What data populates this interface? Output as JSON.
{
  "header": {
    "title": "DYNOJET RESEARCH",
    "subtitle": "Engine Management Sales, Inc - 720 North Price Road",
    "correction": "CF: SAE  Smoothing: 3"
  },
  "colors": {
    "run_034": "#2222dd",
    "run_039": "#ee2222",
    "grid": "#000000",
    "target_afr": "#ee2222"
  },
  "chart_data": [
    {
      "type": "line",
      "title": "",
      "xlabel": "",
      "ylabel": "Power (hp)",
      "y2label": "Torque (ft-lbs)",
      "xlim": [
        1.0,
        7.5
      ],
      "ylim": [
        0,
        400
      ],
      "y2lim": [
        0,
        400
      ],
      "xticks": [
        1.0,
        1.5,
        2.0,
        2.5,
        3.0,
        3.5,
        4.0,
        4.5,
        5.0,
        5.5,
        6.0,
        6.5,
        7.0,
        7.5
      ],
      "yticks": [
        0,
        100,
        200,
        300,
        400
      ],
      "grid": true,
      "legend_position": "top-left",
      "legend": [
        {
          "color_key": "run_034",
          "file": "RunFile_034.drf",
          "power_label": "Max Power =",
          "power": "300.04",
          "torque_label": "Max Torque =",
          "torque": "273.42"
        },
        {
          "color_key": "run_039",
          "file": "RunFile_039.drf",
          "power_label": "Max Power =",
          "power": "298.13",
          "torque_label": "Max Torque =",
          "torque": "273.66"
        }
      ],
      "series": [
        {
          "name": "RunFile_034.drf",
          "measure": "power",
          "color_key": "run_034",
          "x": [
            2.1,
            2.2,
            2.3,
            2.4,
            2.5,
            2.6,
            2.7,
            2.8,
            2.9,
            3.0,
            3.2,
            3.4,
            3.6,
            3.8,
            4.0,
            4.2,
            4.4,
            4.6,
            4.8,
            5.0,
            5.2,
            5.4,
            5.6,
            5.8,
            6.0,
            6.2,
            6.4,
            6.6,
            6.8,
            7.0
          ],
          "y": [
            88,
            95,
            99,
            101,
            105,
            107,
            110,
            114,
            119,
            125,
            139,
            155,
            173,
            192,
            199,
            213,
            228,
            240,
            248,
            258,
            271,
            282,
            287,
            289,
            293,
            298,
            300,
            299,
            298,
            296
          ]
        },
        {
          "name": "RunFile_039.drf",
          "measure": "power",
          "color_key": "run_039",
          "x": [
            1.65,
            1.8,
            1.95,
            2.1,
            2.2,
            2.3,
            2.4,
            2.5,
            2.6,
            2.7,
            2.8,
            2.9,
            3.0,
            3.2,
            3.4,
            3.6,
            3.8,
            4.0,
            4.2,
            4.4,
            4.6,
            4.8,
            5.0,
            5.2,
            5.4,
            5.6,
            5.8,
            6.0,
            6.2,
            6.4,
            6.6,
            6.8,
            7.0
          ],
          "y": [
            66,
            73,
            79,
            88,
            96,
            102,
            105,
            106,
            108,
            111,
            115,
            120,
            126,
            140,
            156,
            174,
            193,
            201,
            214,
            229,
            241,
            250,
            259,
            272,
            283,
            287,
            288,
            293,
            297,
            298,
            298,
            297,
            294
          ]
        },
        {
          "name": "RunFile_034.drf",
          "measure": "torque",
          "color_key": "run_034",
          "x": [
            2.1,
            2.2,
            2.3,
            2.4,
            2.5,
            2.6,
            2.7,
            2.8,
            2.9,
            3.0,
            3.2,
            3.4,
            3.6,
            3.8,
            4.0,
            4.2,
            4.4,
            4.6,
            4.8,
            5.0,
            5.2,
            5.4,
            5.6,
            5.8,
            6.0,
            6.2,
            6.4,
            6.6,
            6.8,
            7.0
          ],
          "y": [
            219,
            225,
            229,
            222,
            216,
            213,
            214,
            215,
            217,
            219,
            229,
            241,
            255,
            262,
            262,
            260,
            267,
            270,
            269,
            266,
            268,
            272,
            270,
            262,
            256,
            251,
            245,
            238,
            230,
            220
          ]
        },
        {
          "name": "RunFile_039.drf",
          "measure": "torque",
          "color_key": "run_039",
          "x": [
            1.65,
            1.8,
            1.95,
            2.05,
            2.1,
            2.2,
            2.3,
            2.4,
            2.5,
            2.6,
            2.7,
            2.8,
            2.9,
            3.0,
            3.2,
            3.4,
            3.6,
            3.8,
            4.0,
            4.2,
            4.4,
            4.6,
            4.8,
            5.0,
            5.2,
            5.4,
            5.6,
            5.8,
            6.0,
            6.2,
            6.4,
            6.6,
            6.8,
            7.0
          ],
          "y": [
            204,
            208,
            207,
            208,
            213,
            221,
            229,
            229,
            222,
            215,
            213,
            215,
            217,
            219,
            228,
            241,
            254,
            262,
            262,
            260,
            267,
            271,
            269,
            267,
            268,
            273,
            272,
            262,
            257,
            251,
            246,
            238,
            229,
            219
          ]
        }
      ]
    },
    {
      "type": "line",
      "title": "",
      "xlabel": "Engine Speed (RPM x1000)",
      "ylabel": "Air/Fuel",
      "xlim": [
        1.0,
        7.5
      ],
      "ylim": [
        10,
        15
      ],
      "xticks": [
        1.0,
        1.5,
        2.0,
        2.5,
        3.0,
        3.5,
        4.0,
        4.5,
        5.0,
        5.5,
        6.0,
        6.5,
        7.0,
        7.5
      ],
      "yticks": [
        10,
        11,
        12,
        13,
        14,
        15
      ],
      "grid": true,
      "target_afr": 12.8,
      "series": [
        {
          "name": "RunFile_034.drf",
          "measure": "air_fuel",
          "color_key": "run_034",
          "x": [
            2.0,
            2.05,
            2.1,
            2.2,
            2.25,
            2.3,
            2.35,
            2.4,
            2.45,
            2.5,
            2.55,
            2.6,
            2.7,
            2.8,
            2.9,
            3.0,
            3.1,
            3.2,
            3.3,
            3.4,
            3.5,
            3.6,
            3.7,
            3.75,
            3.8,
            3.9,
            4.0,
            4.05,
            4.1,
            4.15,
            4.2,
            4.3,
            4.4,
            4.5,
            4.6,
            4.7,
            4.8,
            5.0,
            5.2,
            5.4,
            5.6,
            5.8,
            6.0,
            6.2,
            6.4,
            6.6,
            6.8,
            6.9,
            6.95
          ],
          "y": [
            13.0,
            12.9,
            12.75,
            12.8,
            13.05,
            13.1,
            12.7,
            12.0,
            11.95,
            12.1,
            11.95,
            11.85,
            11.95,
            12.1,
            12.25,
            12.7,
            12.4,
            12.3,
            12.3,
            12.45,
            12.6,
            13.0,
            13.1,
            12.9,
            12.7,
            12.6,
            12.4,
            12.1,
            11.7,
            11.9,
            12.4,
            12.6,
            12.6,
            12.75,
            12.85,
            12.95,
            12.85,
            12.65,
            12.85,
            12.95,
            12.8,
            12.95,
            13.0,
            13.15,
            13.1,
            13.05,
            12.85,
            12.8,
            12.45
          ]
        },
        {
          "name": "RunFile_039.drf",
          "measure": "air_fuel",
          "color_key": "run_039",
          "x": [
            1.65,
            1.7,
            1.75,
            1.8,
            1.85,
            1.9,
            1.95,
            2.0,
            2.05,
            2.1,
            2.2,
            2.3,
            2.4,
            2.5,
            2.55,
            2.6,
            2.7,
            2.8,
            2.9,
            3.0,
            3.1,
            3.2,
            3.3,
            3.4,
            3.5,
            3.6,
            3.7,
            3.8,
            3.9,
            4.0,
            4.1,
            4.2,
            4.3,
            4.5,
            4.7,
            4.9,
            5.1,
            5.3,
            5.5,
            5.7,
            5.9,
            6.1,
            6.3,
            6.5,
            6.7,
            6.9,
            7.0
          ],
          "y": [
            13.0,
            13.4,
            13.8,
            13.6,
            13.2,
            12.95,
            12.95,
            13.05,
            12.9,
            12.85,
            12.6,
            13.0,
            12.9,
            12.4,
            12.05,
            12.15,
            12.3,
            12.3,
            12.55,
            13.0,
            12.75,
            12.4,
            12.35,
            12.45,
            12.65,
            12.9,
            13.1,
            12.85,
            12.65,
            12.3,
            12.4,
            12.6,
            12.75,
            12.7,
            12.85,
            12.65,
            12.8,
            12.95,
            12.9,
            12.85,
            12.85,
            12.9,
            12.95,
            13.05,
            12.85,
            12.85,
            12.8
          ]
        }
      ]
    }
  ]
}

_____

[THE REQUEST] Report the count of lines in the entries that contain the string "Engine", and nothing besides it.

[RESULT OF THE TASK] 2